Passage provided:
begin

2005-12-08 Thread Steve Holden
Paul Rubin wrote:
 Steve Holden [EMAIL PROTECTED] writes:
 
All joking aside, when I have names (temporary variables or scaffolding
functions) that I need to initialise a module or data structure, but then
outlive their usefulness, I del the name afterwards. Am I the only one? I
can't say I've seen anyone else doing that, and it feels icky to me (for
no reason I can put my finger on) -- what do others think?
 
 
 I do that too sometimes.  I think it's a Python weakness that you
 can't declare a local var like in other languages, to go out of scope
 at the end of the current block, e.g.:
 
   if cond:
 my x = 7# make a new scope for x, goes out of scope at end of if
 
If this genuinely troubles you then you can always isolate the scope 
with a function, though of course you also no longer have the code 
inline then.

end

Problems and tasks:
1. In the Python mailing list post, what is the last paragraph's suggestion for isolating a variable's scope?
2. Condense the paragraph of the Python mailing list post that begins "All joking aside" into two or three shorter sentences that keep its main points.
3. Carry on writing the Python mailing list post about scoping temporary names, starting after its last sentence.

Element and region data

begin

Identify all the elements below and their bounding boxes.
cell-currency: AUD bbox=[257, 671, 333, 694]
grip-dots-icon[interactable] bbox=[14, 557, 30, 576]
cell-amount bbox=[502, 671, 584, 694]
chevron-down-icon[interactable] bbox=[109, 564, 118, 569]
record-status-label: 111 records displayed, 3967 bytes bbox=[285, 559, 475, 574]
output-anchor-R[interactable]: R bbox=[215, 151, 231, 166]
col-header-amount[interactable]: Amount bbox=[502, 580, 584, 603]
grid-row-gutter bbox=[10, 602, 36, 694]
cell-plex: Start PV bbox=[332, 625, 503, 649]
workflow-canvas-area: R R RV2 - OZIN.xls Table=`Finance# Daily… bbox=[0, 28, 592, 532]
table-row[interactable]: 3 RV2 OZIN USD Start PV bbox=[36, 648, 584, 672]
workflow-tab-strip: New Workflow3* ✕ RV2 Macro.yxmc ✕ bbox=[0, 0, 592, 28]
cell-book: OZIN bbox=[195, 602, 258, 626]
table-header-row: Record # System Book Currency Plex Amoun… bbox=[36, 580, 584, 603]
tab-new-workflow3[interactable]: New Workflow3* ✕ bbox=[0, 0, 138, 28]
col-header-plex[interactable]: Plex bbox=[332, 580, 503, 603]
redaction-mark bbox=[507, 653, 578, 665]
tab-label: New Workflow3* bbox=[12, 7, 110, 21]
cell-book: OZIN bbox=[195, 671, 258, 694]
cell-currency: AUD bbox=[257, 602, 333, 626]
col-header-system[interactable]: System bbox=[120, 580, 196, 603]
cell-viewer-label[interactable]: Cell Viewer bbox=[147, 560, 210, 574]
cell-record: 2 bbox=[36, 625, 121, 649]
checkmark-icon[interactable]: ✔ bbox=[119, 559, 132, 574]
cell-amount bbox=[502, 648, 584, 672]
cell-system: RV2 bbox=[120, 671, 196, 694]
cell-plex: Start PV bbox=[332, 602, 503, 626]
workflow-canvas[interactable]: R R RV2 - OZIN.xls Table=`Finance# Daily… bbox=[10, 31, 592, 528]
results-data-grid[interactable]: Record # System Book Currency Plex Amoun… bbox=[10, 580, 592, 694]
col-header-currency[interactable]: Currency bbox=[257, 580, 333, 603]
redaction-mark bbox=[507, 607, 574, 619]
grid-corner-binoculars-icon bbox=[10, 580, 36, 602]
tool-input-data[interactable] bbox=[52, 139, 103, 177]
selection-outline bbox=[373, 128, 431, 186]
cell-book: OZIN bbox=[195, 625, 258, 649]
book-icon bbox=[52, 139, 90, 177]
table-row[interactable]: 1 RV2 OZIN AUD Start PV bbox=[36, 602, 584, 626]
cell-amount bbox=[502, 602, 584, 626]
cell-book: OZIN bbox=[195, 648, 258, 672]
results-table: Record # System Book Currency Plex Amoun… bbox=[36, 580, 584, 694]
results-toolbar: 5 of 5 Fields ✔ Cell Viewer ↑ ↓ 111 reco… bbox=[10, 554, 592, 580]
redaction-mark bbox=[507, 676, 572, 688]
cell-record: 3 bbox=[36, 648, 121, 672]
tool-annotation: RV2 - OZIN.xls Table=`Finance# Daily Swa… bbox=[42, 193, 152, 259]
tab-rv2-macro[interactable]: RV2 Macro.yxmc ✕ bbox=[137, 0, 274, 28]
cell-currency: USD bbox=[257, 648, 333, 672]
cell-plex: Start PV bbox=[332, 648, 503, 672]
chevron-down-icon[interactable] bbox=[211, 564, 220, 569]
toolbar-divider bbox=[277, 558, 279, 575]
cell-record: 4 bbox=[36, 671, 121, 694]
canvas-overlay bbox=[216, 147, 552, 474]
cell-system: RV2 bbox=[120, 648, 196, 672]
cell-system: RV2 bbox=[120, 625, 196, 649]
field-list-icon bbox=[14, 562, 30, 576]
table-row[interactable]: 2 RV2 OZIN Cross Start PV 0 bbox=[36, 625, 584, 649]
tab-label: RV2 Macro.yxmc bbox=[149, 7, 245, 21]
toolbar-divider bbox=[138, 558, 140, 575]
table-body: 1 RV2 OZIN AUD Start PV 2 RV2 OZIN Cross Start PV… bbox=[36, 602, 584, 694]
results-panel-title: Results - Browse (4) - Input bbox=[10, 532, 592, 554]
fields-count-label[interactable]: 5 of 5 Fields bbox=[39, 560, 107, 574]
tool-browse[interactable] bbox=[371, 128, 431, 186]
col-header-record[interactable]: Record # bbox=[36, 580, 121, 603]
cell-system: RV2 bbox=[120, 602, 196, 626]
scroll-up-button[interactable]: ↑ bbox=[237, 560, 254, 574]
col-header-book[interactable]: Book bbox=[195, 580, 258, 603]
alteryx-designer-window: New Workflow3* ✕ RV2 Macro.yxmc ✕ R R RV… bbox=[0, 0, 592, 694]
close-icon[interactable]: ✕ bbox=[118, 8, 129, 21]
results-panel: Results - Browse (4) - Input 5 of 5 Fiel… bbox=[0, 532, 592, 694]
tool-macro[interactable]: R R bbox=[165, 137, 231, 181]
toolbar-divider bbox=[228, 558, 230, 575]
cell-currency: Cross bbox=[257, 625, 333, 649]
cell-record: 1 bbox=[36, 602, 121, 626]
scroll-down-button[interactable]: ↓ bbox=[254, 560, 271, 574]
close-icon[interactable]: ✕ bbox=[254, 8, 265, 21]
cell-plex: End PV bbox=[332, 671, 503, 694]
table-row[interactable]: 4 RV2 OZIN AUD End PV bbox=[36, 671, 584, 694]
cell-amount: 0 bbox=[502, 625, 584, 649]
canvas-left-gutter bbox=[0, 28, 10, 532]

end

Task answers:
1. Isolate the scope with a function, though the code is then no longer inline.

2. When temporary variables or scaffolding functions needed to initialize a module or data structure outlive their usefulness, I del the names afterwards. I haven't seen anyone else do this, and it feels icky for no reason I can pin down. What do others think?

3.
I don't generally speaking see the point: unless the name is
referencing something potentially large (like the results of a
database query) and won't be going out of scope soon (which typically
happens at the end of the current method or function) I just leave it
to happen automatically. If it doesn't happen (because the name exists
at module scope) thwn what the heck.
 
 
 Well, that makes the code a little bit confusing.  If you say
 
x = some_intermediate_result(...)
do_something_with (x)
 
 do you know for sure whether x will be needed again?

Yes.

 Are you sure you
 didn't use the name x further up in the function for something that's
 still needed?
 
Yes. Of course, otherwise I wouldn't have used it here, would I? 
Meaningful names are the biggest help in avoiding errors like this. Are 
you trying to suggest my memory's going? ;-)

 This is one of the areas where there's tension between Python the
 scripting language, that gains by saving a few keystrokes when
 throwing together a quick hack, and Python the language for developing
 long-lasting applications that have to be maintained by multiple people.
 
 In Haskell you can even have temporary variables inside an expression:
 
x = y + y*y + 3 where y=5
 
 sets x to 33.  I believe (not absolutely sure) that the scope of y is
 limited to that expression.

Well, as warts go the inability to tightly control the scope of 
variables isn't really that terrible, is it?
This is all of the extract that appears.